*Data lines*:
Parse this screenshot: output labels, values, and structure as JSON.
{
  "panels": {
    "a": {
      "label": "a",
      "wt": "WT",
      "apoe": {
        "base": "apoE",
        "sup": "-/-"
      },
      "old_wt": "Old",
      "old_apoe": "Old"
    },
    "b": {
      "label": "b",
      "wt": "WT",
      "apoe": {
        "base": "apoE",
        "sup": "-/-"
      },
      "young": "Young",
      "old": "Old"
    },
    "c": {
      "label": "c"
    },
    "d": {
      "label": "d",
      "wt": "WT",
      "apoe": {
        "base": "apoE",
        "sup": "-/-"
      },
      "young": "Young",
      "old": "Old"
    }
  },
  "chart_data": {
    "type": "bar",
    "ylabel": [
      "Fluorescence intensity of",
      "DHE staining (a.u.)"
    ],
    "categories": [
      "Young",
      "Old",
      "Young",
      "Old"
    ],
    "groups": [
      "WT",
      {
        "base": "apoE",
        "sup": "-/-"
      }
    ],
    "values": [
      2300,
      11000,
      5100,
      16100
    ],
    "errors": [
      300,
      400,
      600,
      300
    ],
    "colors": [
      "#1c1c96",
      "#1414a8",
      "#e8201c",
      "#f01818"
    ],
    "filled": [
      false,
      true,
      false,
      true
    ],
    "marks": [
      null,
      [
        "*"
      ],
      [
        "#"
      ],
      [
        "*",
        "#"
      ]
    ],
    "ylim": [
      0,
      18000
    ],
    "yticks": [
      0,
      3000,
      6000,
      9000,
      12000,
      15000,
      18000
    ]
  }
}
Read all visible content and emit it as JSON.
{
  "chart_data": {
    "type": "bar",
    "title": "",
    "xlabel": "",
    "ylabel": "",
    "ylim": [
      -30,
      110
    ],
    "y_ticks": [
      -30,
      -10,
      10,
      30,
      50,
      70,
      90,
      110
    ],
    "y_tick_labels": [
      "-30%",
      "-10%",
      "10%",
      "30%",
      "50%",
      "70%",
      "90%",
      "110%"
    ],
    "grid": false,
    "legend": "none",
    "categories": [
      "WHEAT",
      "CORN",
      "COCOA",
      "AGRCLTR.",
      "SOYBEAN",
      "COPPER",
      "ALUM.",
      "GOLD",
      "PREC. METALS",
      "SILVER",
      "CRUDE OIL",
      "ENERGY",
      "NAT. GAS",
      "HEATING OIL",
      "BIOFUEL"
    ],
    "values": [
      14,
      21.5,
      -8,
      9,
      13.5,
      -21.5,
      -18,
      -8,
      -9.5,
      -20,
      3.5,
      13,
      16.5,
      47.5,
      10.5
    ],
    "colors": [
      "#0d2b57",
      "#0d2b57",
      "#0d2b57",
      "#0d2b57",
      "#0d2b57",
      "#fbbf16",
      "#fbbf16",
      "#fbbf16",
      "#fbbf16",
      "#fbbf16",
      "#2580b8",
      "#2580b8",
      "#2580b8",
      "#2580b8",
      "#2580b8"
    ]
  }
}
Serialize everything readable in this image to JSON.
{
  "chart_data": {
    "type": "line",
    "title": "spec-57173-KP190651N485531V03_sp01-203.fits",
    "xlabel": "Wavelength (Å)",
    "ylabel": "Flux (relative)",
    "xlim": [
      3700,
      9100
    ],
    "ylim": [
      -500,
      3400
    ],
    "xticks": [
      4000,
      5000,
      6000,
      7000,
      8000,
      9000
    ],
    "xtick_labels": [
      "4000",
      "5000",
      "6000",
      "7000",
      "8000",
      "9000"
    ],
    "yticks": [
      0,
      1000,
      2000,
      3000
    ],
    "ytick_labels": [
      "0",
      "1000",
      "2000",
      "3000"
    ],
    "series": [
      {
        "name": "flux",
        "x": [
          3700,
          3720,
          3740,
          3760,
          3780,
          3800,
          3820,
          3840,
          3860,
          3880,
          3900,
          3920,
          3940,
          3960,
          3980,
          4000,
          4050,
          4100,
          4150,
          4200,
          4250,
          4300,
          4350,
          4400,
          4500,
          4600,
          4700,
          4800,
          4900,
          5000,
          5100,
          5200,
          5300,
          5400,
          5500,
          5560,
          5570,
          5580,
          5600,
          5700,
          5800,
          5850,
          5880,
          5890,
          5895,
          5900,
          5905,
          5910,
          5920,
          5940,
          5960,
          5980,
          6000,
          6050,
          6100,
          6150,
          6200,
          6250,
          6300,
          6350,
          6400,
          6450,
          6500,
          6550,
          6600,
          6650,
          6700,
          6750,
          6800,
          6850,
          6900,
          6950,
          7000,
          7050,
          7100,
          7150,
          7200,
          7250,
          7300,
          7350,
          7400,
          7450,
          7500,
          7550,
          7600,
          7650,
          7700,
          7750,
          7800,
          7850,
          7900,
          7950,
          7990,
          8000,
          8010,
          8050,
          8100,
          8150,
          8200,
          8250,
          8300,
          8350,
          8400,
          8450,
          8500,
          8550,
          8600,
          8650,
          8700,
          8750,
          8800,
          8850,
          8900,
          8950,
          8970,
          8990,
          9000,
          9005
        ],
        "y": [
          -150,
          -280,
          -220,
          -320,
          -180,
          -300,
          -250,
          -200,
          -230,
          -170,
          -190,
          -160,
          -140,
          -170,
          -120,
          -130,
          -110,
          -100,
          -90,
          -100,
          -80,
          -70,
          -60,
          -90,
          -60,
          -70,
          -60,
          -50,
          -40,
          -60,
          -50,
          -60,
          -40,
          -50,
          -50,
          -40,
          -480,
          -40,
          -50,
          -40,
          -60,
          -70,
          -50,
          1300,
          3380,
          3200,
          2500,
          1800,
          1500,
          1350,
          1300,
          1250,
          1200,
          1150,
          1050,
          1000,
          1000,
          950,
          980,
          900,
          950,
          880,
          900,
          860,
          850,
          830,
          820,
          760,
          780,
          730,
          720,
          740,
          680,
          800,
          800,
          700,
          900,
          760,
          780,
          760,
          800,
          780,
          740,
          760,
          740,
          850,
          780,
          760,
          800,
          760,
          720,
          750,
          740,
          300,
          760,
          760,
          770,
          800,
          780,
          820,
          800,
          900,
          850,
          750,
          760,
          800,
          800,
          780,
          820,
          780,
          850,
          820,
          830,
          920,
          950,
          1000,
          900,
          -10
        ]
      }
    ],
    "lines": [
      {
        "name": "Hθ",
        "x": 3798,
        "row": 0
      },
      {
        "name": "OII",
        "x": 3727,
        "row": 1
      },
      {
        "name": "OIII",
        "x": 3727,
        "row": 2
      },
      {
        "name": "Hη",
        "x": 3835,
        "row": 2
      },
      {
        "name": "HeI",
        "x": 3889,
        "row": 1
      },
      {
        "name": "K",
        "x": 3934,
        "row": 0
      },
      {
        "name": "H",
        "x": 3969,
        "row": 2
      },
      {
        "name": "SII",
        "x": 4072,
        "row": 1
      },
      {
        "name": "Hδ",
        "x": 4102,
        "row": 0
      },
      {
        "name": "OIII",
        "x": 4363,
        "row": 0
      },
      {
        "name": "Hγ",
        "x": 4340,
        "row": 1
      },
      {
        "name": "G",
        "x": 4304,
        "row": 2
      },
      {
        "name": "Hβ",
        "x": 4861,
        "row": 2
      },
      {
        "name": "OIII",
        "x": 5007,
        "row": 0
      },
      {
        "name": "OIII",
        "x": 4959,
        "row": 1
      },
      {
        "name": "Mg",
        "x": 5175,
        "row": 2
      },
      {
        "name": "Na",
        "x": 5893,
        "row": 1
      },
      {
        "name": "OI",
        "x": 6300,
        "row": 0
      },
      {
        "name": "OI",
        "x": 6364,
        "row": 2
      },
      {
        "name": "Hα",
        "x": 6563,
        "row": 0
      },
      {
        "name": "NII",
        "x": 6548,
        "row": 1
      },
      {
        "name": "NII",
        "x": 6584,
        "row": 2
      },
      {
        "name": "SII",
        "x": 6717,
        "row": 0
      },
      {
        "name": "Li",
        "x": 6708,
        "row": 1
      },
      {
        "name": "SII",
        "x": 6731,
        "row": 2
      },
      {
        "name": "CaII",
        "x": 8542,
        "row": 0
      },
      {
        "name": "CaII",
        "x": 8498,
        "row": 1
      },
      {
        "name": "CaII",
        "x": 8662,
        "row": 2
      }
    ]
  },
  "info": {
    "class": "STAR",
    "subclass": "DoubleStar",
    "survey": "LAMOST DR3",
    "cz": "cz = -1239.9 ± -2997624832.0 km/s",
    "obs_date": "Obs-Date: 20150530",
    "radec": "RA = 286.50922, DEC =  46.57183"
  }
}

*Do this*: Gather, from the listing above, every line carrying the word "JSON".

*Correct answer*:
Parse this screenshot: output labels, values, and structure as JSON.
Read all visible content and emit it as JSON.
Serialize everything readable in this image to JSON.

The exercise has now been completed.